* WHAT THE TASK REQUIRES: Transcribe every line exactly. Leave the pictures behind.

Stored data:
☆ ☆ ☆ ☆ ☆
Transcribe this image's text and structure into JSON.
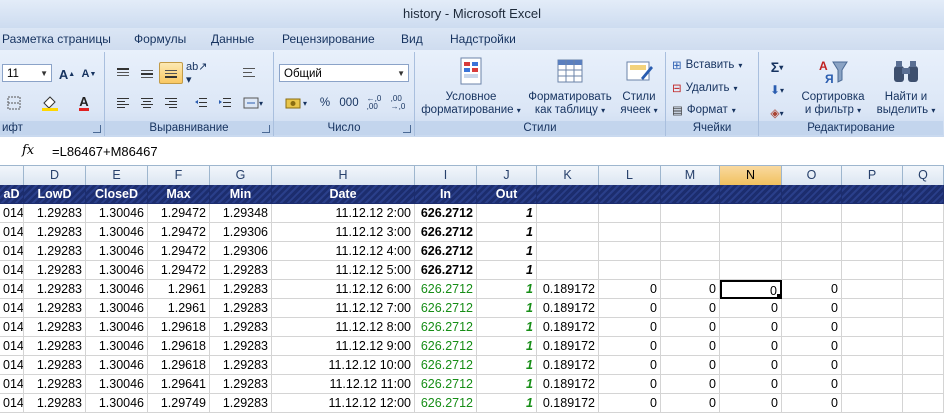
{
  "window": {
    "title": "history - Microsoft Excel"
  },
  "tabs": [
    "Разметка страницы",
    "Формулы",
    "Данные",
    "Рецензирование",
    "Вид",
    "Надстройки"
  ],
  "ribbon": {
    "font": {
      "size": "11",
      "label": "ифт"
    },
    "alignment": {
      "label": "Выравнивание"
    },
    "number": {
      "format": "Общий",
      "percent": "%",
      "thousands": "000",
      "label": "Число"
    },
    "styles": {
      "conditional": [
        "Условное",
        "форматирование"
      ],
      "as_table": [
        "Форматировать",
        "как таблицу"
      ],
      "cell_styles": [
        "Стили",
        "ячеек"
      ],
      "label": "Стили"
    },
    "cells": {
      "insert": "Вставить",
      "delete": "Удалить",
      "format": "Формат",
      "label": "Ячейки"
    },
    "editing": {
      "sort": [
        "Сортировка",
        "и фильтр"
      ],
      "find": [
        "Найти и",
        "выделить"
      ],
      "label": "Редактирование"
    }
  },
  "formula_bar": {
    "fx": "fx",
    "formula": "=L86467+M86467"
  },
  "columns": [
    "D",
    "E",
    "F",
    "G",
    "H",
    "I",
    "J",
    "K",
    "L",
    "M",
    "N",
    "O",
    "P",
    "Q"
  ],
  "active_column": "N",
  "header_row": [
    "aD",
    "LowD",
    "CloseD",
    "Max",
    "Min",
    "Date",
    "In",
    "Out"
  ],
  "rows": [
    [
      "014",
      "1.29283",
      "1.30046",
      "1.29472",
      "1.29348",
      "11.12.12 2:00",
      "626.2712",
      "1",
      "",
      "",
      "",
      "",
      ""
    ],
    [
      "014",
      "1.29283",
      "1.30046",
      "1.29472",
      "1.29306",
      "11.12.12 3:00",
      "626.2712",
      "1",
      "",
      "",
      "",
      "",
      ""
    ],
    [
      "014",
      "1.29283",
      "1.30046",
      "1.29472",
      "1.29306",
      "11.12.12 4:00",
      "626.2712",
      "1",
      "",
      "",
      "",
      "",
      ""
    ],
    [
      "014",
      "1.29283",
      "1.30046",
      "1.29472",
      "1.29283",
      "11.12.12 5:00",
      "626.2712",
      "1",
      "",
      "",
      "",
      "",
      ""
    ],
    [
      "014",
      "1.29283",
      "1.30046",
      "1.2961",
      "1.29283",
      "11.12.12 6:00",
      "626.2712",
      "1",
      "0.189172",
      "0",
      "0",
      "0",
      "0"
    ],
    [
      "014",
      "1.29283",
      "1.30046",
      "1.2961",
      "1.29283",
      "11.12.12 7:00",
      "626.2712",
      "1",
      "0.189172",
      "0",
      "0",
      "0",
      "0"
    ],
    [
      "014",
      "1.29283",
      "1.30046",
      "1.29618",
      "1.29283",
      "11.12.12 8:00",
      "626.2712",
      "1",
      "0.189172",
      "0",
      "0",
      "0",
      "0"
    ],
    [
      "014",
      "1.29283",
      "1.30046",
      "1.29618",
      "1.29283",
      "11.12.12 9:00",
      "626.2712",
      "1",
      "0.189172",
      "0",
      "0",
      "0",
      "0"
    ],
    [
      "014",
      "1.29283",
      "1.30046",
      "1.29618",
      "1.29283",
      "11.12.12 10:00",
      "626.2712",
      "1",
      "0.189172",
      "0",
      "0",
      "0",
      "0"
    ],
    [
      "014",
      "1.29283",
      "1.30046",
      "1.29641",
      "1.29283",
      "11.12.12 11:00",
      "626.2712",
      "1",
      "0.189172",
      "0",
      "0",
      "0",
      "0"
    ],
    [
      "014",
      "1.29283",
      "1.30046",
      "1.29749",
      "1.29283",
      "11.12.12 12:00",
      "626.2712",
      "1",
      "0.189172",
      "0",
      "0",
      "0",
      "0"
    ]
  ],
  "colors": {
    "header_band": "#1c2d6e",
    "green_text": "#168d16",
    "active_col": "#f1c15f"
  }
}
☆ ☆ ☆ ☆ ☆
* EXERCISE RESPONSE:
Transcribe this image's text and structure into JSON.
{
  "window": {
    "title": "history - Microsoft Excel"
  },
  "tabs": [
    "Разметка страницы",
    "Формулы",
    "Данные",
    "Рецензирование",
    "Вид",
    "Надстройки"
  ],
  "ribbon": {
    "font": {
      "size": "11",
      "label": "ифт"
    },
    "alignment": {
      "label": "Выравнивание"
    },
    "number": {
      "format": "Общий",
      "percent": "%",
      "thousands": "000",
      "label": "Число"
    },
    "styles": {
      "conditional": [
        "Условное",
        "форматирование"
      ],
      "as_table": [
        "Форматировать",
        "как таблицу"
      ],
      "cell_styles": [
        "Стили",
        "ячеек"
      ],
      "label": "Стили"
    },
    "cells": {
      "insert": "Вставить",
      "delete": "Удалить",
      "format": "Формат",
      "label": "Ячейки"
    },
    "editing": {
      "sort": [
        "Сортировка",
        "и фильтр"
      ],
      "find": [
        "Найти и",
        "выделить"
      ],
      "label": "Редактирование"
    }
  },
  "formula_bar": {
    "fx": "fx",
    "formula": "=L86467+M86467"
  },
  "columns": [
    "D",
    "E",
    "F",
    "G",
    "H",
    "I",
    "J",
    "K",
    "L",
    "M",
    "N",
    "O",
    "P",
    "Q"
  ],
  "active_column": "N",
  "header_row": [
    "aD",
    "LowD",
    "CloseD",
    "Max",
    "Min",
    "Date",
    "In",
    "Out"
  ],
  "rows": [
    [
      "014",
      "1.29283",
      "1.30046",
      "1.29472",
      "1.29348",
      "11.12.12 2:00",
      "626.2712",
      "1",
      "",
      "",
      "",
      "",
      ""
    ],
    [
      "014",
      "1.29283",
      "1.30046",
      "1.29472",
      "1.29306",
      "11.12.12 3:00",
      "626.2712",
      "1",
      "",
      "",
      "",
      "",
      ""
    ],
    [
      "014",
      "1.29283",
      "1.30046",
      "1.29472",
      "1.29306",
      "11.12.12 4:00",
      "626.2712",
      "1",
      "",
      "",
      "",
      "",
      ""
    ],
    [
      "014",
      "1.29283",
      "1.30046",
      "1.29472",
      "1.29283",
      "11.12.12 5:00",
      "626.2712",
      "1",
      "",
      "",
      "",
      "",
      ""
    ],
    [
      "014",
      "1.29283",
      "1.30046",
      "1.2961",
      "1.29283",
      "11.12.12 6:00",
      "626.2712",
      "1",
      "0.189172",
      "0",
      "0",
      "0",
      "0"
    ],
    [
      "014",
      "1.29283",
      "1.30046",
      "1.2961",
      "1.29283",
      "11.12.12 7:00",
      "626.2712",
      "1",
      "0.189172",
      "0",
      "0",
      "0",
      "0"
    ],
    [
      "014",
      "1.29283",
      "1.30046",
      "1.29618",
      "1.29283",
      "11.12.12 8:00",
      "626.2712",
      "1",
      "0.189172",
      "0",
      "0",
      "0",
      "0"
    ],
    [
      "014",
      "1.29283",
      "1.30046",
      "1.29618",
      "1.29283",
      "11.12.12 9:00",
      "626.2712",
      "1",
      "0.189172",
      "0",
      "0",
      "0",
      "0"
    ],
    [
      "014",
      "1.29283",
      "1.30046",
      "1.29618",
      "1.29283",
      "11.12.12 10:00",
      "626.2712",
      "1",
      "0.189172",
      "0",
      "0",
      "0",
      "0"
    ],
    [
      "014",
      "1.29283",
      "1.30046",
      "1.29641",
      "1.29283",
      "11.12.12 11:00",
      "626.2712",
      "1",
      "0.189172",
      "0",
      "0",
      "0",
      "0"
    ],
    [
      "014",
      "1.29283",
      "1.30046",
      "1.29749",
      "1.29283",
      "11.12.12 12:00",
      "626.2712",
      "1",
      "0.189172",
      "0",
      "0",
      "0",
      "0"
    ]
  ],
  "colors": {
    "header_band": "#1c2d6e",
    "green_text": "#168d16",
    "active_col": "#f1c15f"
  }
}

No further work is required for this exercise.